• PROBLEM
Carry on the passage about Blue Apron and Uber's pricing from the point where it stops.
##### EXERCISE PASSAGE
Leslie Burns, a 52-year-old community volunteer from Boulder, Colorado, tried Blue Apron after a friend recommended the service as a way to try new recipes. She lasted three months. The meals often didn't resemble the photos, and she found the portions too small. What pushed her over the edge? All the boxes and bags required to keep the food fresh and unblemished. Hers is a sentiment shared by many current and former customers. “I just felt so horrible at the end of the week, taking my stuff down to the curb," Burns says. "It felt so decadent, a physical reminder of what I was doing. It just seemed not necessary.”

Elsewhere: Blue Apron Has Been Dinged For A “Serious” Worker Safety Violation—Again.

Fare play.

Back to Uber! We talked last week about how Uber’s upfront pricing is not always so upfront. Uber charges riders at the time of booking by guessing what a trip will cost. But it calculates driver pay based on actual miles and minutes. Sometimes a rider pays less than the metered rate and Uber eats the loss. Other times the rider pays more and Uber pockets the difference.
##########
##### SOURCE INFORMATION
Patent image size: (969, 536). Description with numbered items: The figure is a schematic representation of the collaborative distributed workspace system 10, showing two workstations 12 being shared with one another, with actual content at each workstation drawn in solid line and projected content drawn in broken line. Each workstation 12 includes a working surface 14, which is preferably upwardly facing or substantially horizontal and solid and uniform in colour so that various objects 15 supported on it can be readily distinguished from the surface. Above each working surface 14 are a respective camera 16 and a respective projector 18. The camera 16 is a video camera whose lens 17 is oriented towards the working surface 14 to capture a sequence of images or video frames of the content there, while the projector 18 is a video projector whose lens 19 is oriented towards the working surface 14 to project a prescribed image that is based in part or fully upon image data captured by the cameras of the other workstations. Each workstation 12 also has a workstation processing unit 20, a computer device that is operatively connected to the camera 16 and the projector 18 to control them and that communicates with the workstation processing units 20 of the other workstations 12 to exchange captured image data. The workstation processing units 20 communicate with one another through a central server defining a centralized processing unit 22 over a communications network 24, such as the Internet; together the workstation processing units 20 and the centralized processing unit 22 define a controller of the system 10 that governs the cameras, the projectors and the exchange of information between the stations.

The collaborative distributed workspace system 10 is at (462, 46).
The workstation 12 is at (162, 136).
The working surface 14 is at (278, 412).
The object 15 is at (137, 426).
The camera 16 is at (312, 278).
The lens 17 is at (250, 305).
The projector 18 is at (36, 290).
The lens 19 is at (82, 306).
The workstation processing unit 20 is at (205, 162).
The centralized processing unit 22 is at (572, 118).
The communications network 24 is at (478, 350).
##########
• ANSWER TO THIS PROBLEM
Drivers it turns out don’t like that Uber sometimes pays them from a lower fare than what the passenger is charged. So they’ve worked out a trick. Drivers take screenshots of their fare on Uber’s rider app and then compare it to what they see at the end. If the fare on the driver app is lower, they send the screenshots to Uber and the company sends them more money. Uber says it’s not company policy to refund these drivers, but it seems to work anyway. “When a driver sees that they’ve been underpaid and complains, they always get their money back,” Ryan Price, director of the Independent Drivers Guild, a non-union group that represents Uber and other professional drivers in New York, told me. “I don’t know what to make of that, but it happens constantly.” 

Uber says upfront pricing is designed to break even over many trips. This is especially true if you account for UberPool trips with only one rider. Even so, you can’t blame drivers for being suspicious. Uber has touted false claims about earnings, cut wages (while insisting lower rates would benefit drivers), undermined organizing efforts, and refused to facilitate tipping. It’s hardly earned the benefit of the doubt.

Red tape.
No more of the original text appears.